**Objective:**
How many lines in the entries below contain "best"? Answer with the number only.

**Some records:**
________________
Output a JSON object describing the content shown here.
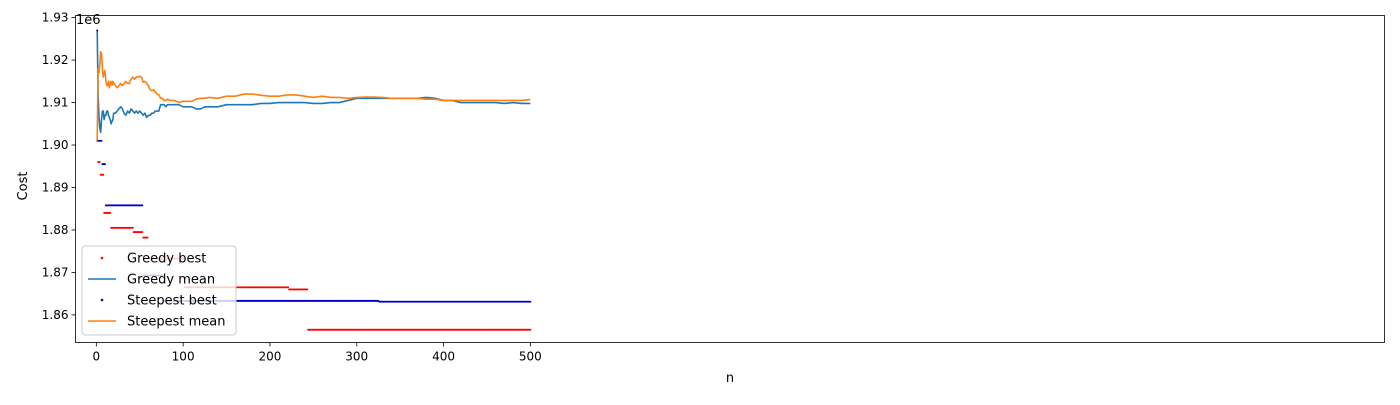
{
  "chart_data": {
    "type": "line",
    "title": "",
    "xlabel": "n",
    "ylabel": "Cost",
    "offset_text": "1e6",
    "xlim": [
      -24,
      1484
    ],
    "ylim": [
      1.8535,
      1.9305
    ],
    "display_scale": 1000000,
    "xticks": [
      0,
      100,
      200,
      300,
      400,
      500
    ],
    "xtick_labels": [
      "0",
      "100",
      "200",
      "300",
      "400",
      "500"
    ],
    "yticks": [
      1.86,
      1.87,
      1.88,
      1.89,
      1.9,
      1.91,
      1.92,
      1.93
    ],
    "ytick_labels": [
      "1.86",
      "1.87",
      "1.88",
      "1.89",
      "1.90",
      "1.91",
      "1.92",
      "1.93"
    ],
    "grid": false,
    "legend_position": "lower-left",
    "series": [
      {
        "name": "Greedy best",
        "kind": "scatter",
        "color": "#ff0000",
        "steps": [
          {
            "from": 1,
            "to": 1,
            "y": 1.901
          },
          {
            "from": 2,
            "to": 4,
            "y": 1.896
          },
          {
            "from": 5,
            "to": 8,
            "y": 1.893
          },
          {
            "from": 9,
            "to": 16,
            "y": 1.884
          },
          {
            "from": 17,
            "to": 42,
            "y": 1.8805
          },
          {
            "from": 43,
            "to": 53,
            "y": 1.8795
          },
          {
            "from": 54,
            "to": 59,
            "y": 1.8782
          },
          {
            "from": 60,
            "to": 101,
            "y": 1.8733
          },
          {
            "from": 102,
            "to": 221,
            "y": 1.8665
          },
          {
            "from": 222,
            "to": 243,
            "y": 1.866
          },
          {
            "from": 244,
            "to": 500,
            "y": 1.8565
          }
        ]
      },
      {
        "name": "Greedy mean",
        "kind": "line",
        "color": "#1f77b4",
        "points": [
          [
            1,
            1.927
          ],
          [
            2,
            1.912
          ],
          [
            3,
            1.907
          ],
          [
            4,
            1.904
          ],
          [
            5,
            1.903
          ],
          [
            6,
            1.906
          ],
          [
            7,
            1.908
          ],
          [
            8,
            1.908
          ],
          [
            9,
            1.906
          ],
          [
            10,
            1.907
          ],
          [
            11,
            1.907
          ],
          [
            12,
            1.908
          ],
          [
            13,
            1.908
          ],
          [
            14,
            1.907
          ],
          [
            15,
            1.9065
          ],
          [
            16,
            1.906
          ],
          [
            17,
            1.905
          ],
          [
            18,
            1.9055
          ],
          [
            19,
            1.906
          ],
          [
            20,
            1.9075
          ],
          [
            22,
            1.9075
          ],
          [
            24,
            1.908
          ],
          [
            26,
            1.9085
          ],
          [
            28,
            1.909
          ],
          [
            30,
            1.9085
          ],
          [
            32,
            1.9075
          ],
          [
            34,
            1.907
          ],
          [
            36,
            1.908
          ],
          [
            38,
            1.9075
          ],
          [
            40,
            1.9085
          ],
          [
            42,
            1.908
          ],
          [
            44,
            1.9075
          ],
          [
            46,
            1.908
          ],
          [
            48,
            1.9075
          ],
          [
            50,
            1.908
          ],
          [
            52,
            1.9075
          ],
          [
            54,
            1.907
          ],
          [
            56,
            1.9075
          ],
          [
            58,
            1.9065
          ],
          [
            60,
            1.907
          ],
          [
            62,
            1.907
          ],
          [
            64,
            1.9075
          ],
          [
            66,
            1.9075
          ],
          [
            68,
            1.908
          ],
          [
            70,
            1.908
          ],
          [
            72,
            1.908
          ],
          [
            74,
            1.9095
          ],
          [
            76,
            1.9095
          ],
          [
            78,
            1.9095
          ],
          [
            80,
            1.909
          ],
          [
            82,
            1.9095
          ],
          [
            85,
            1.9095
          ],
          [
            90,
            1.9095
          ],
          [
            95,
            1.9095
          ],
          [
            100,
            1.909
          ],
          [
            105,
            1.909
          ],
          [
            110,
            1.909
          ],
          [
            115,
            1.9085
          ],
          [
            120,
            1.9085
          ],
          [
            125,
            1.909
          ],
          [
            130,
            1.909
          ],
          [
            140,
            1.909
          ],
          [
            150,
            1.9095
          ],
          [
            160,
            1.9095
          ],
          [
            170,
            1.9095
          ],
          [
            180,
            1.9095
          ],
          [
            190,
            1.9098
          ],
          [
            200,
            1.9098
          ],
          [
            210,
            1.91
          ],
          [
            220,
            1.91
          ],
          [
            230,
            1.91
          ],
          [
            240,
            1.91
          ],
          [
            250,
            1.9098
          ],
          [
            260,
            1.9098
          ],
          [
            270,
            1.91
          ],
          [
            280,
            1.91
          ],
          [
            290,
            1.9105
          ],
          [
            300,
            1.911
          ],
          [
            310,
            1.911
          ],
          [
            320,
            1.911
          ],
          [
            330,
            1.911
          ],
          [
            340,
            1.911
          ],
          [
            350,
            1.911
          ],
          [
            360,
            1.911
          ],
          [
            370,
            1.911
          ],
          [
            380,
            1.9112
          ],
          [
            390,
            1.911
          ],
          [
            400,
            1.9105
          ],
          [
            410,
            1.9105
          ],
          [
            420,
            1.91
          ],
          [
            430,
            1.91
          ],
          [
            440,
            1.91
          ],
          [
            450,
            1.91
          ],
          [
            460,
            1.91
          ],
          [
            470,
            1.9098
          ],
          [
            480,
            1.91
          ],
          [
            490,
            1.9098
          ],
          [
            500,
            1.9098
          ]
        ]
      },
      {
        "name": "Steepest best",
        "kind": "scatter",
        "color": "#0000cc",
        "steps": [
          {
            "from": 1,
            "to": 1,
            "y": 1.927
          },
          {
            "from": 2,
            "to": 6,
            "y": 1.901
          },
          {
            "from": 7,
            "to": 10,
            "y": 1.8955
          },
          {
            "from": 11,
            "to": 53,
            "y": 1.8858
          },
          {
            "from": 54,
            "to": 76,
            "y": 1.8693
          },
          {
            "from": 77,
            "to": 325,
            "y": 1.8633
          },
          {
            "from": 326,
            "to": 500,
            "y": 1.8631
          }
        ]
      },
      {
        "name": "Steepest mean",
        "kind": "line",
        "color": "#ff7f0e",
        "points": [
          [
            1,
            1.901
          ],
          [
            2,
            1.918
          ],
          [
            3,
            1.917
          ],
          [
            4,
            1.919
          ],
          [
            5,
            1.922
          ],
          [
            6,
            1.9215
          ],
          [
            7,
            1.918
          ],
          [
            8,
            1.916
          ],
          [
            9,
            1.917
          ],
          [
            10,
            1.9175
          ],
          [
            11,
            1.915
          ],
          [
            12,
            1.914
          ],
          [
            13,
            1.914
          ],
          [
            14,
            1.915
          ],
          [
            15,
            1.9135
          ],
          [
            16,
            1.9145
          ],
          [
            17,
            1.915
          ],
          [
            18,
            1.914
          ],
          [
            19,
            1.915
          ],
          [
            20,
            1.9145
          ],
          [
            22,
            1.914
          ],
          [
            24,
            1.9135
          ],
          [
            26,
            1.914
          ],
          [
            28,
            1.9145
          ],
          [
            30,
            1.914
          ],
          [
            32,
            1.9145
          ],
          [
            34,
            1.915
          ],
          [
            36,
            1.9145
          ],
          [
            38,
            1.9145
          ],
          [
            40,
            1.9155
          ],
          [
            42,
            1.916
          ],
          [
            44,
            1.9155
          ],
          [
            46,
            1.916
          ],
          [
            48,
            1.916
          ],
          [
            50,
            1.9162
          ],
          [
            52,
            1.916
          ],
          [
            54,
            1.9148
          ],
          [
            56,
            1.915
          ],
          [
            58,
            1.9145
          ],
          [
            60,
            1.914
          ],
          [
            62,
            1.913
          ],
          [
            64,
            1.9128
          ],
          [
            66,
            1.913
          ],
          [
            68,
            1.9125
          ],
          [
            70,
            1.912
          ],
          [
            72,
            1.9118
          ],
          [
            74,
            1.911
          ],
          [
            76,
            1.911
          ],
          [
            78,
            1.9105
          ],
          [
            80,
            1.9105
          ],
          [
            82,
            1.9108
          ],
          [
            85,
            1.9105
          ],
          [
            90,
            1.9105
          ],
          [
            95,
            1.91
          ],
          [
            100,
            1.9103
          ],
          [
            105,
            1.9103
          ],
          [
            110,
            1.9103
          ],
          [
            115,
            1.9108
          ],
          [
            120,
            1.911
          ],
          [
            125,
            1.911
          ],
          [
            130,
            1.9112
          ],
          [
            140,
            1.911
          ],
          [
            150,
            1.9115
          ],
          [
            160,
            1.9115
          ],
          [
            170,
            1.912
          ],
          [
            180,
            1.912
          ],
          [
            190,
            1.9117
          ],
          [
            200,
            1.9115
          ],
          [
            210,
            1.9115
          ],
          [
            220,
            1.9118
          ],
          [
            230,
            1.9118
          ],
          [
            240,
            1.9115
          ],
          [
            250,
            1.9112
          ],
          [
            260,
            1.9115
          ],
          [
            270,
            1.9112
          ],
          [
            280,
            1.9112
          ],
          [
            290,
            1.911
          ],
          [
            300,
            1.9112
          ],
          [
            310,
            1.9113
          ],
          [
            320,
            1.9113
          ],
          [
            330,
            1.9112
          ],
          [
            340,
            1.911
          ],
          [
            350,
            1.911
          ],
          [
            360,
            1.911
          ],
          [
            370,
            1.911
          ],
          [
            380,
            1.9108
          ],
          [
            390,
            1.9108
          ],
          [
            400,
            1.9105
          ],
          [
            410,
            1.9105
          ],
          [
            420,
            1.9105
          ],
          [
            430,
            1.9105
          ],
          [
            440,
            1.9105
          ],
          [
            450,
            1.9105
          ],
          [
            460,
            1.9105
          ],
          [
            470,
            1.9105
          ],
          [
            480,
            1.9105
          ],
          [
            490,
            1.9105
          ],
          [
            500,
            1.9107
          ]
        ]
      }
    ]
  }
}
________________
**Correct response:**
2